What the task asks.
Write down each entry again, exactly as it reads.

########

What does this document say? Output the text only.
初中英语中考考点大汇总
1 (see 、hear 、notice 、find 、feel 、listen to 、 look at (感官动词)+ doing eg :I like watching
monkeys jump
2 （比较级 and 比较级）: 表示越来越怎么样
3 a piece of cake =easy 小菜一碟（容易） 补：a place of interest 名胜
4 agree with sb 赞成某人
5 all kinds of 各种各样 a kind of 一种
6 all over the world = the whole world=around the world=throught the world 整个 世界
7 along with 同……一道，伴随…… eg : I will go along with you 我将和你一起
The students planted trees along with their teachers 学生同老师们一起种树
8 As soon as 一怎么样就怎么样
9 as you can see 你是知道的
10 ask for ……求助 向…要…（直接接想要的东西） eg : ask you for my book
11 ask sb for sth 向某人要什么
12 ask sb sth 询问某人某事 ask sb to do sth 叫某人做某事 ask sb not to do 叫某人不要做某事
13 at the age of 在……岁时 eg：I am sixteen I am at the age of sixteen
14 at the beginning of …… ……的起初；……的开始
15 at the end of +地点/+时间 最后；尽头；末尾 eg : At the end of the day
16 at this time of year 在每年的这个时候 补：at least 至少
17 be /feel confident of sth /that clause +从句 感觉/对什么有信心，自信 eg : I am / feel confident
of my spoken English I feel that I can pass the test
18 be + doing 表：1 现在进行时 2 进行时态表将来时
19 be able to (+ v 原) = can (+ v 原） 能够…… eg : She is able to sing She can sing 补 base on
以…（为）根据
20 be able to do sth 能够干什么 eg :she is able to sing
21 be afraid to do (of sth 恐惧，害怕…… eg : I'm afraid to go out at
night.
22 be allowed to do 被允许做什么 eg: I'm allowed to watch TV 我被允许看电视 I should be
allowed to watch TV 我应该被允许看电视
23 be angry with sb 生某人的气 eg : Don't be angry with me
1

########

Problem solution.
What does this document say? Output the text only.
初中英语中考考点大汇总
1 (see 、hear 、notice 、find 、feel 、listen to 、 look at (感官动词)+ doing eg :I like watching
monkeys jump
2 （比较级 and 比较级）: 表示越来越怎么样
3 a piece of cake =easy 小菜一碟（容易） 补：a place of interest 名胜
4 agree with sb 赞成某人
5 all kinds of 各种各样 a kind of 一种
6 all over the world = the whole world=around the world=throught the world 整个 世界
7 along with 同……一道，伴随…… eg : I will go along with you 我将和你一起
The students planted trees along with their teachers 学生同老师们一起种树
8 As soon as 一怎么样就怎么样
9 as you can see 你是知道的
10 ask for ……求助 向…要…（直接接想要的东西） eg : ask you for my book
11 ask sb for sth 向某人要什么
12 ask sb sth 询问某人某事 ask sb to do sth 叫某人做某事 ask sb not to do 叫某人不要做某事
13 at the age of 在……岁时 eg：I am sixteen I am at the age of sixteen
14 at the beginning of …… ……的起初；……的开始
15 at the end of +地点/+时间 最后；尽头；末尾 eg : At the end of the day
16 at this time of year 在每年的这个时候 补：at least 至少
17 be /feel confident of sth /that clause +从句 感觉/对什么有信心，自信 eg : I am / feel confident
of my spoken English I feel that I can pass the test
18 be + doing 表：1 现在进行时 2 进行时态表将来时
19 be able to (+ v 原) = can (+ v 原） 能够…… eg : She is able to sing She can sing 补 base on
以…（为）根据
20 be able to do sth 能够干什么 eg :she is able to sing
21 be afraid to do (of sth 恐惧，害怕…… eg : I'm afraid to go out at
night.
22 be allowed to do 被允许做什么 eg: I'm allowed to watch TV 我被允许看电视 I should be
allowed to watch TV 我应该被允许看电视
23 be angry with sb 生某人的气 eg : Don't be angry with me
1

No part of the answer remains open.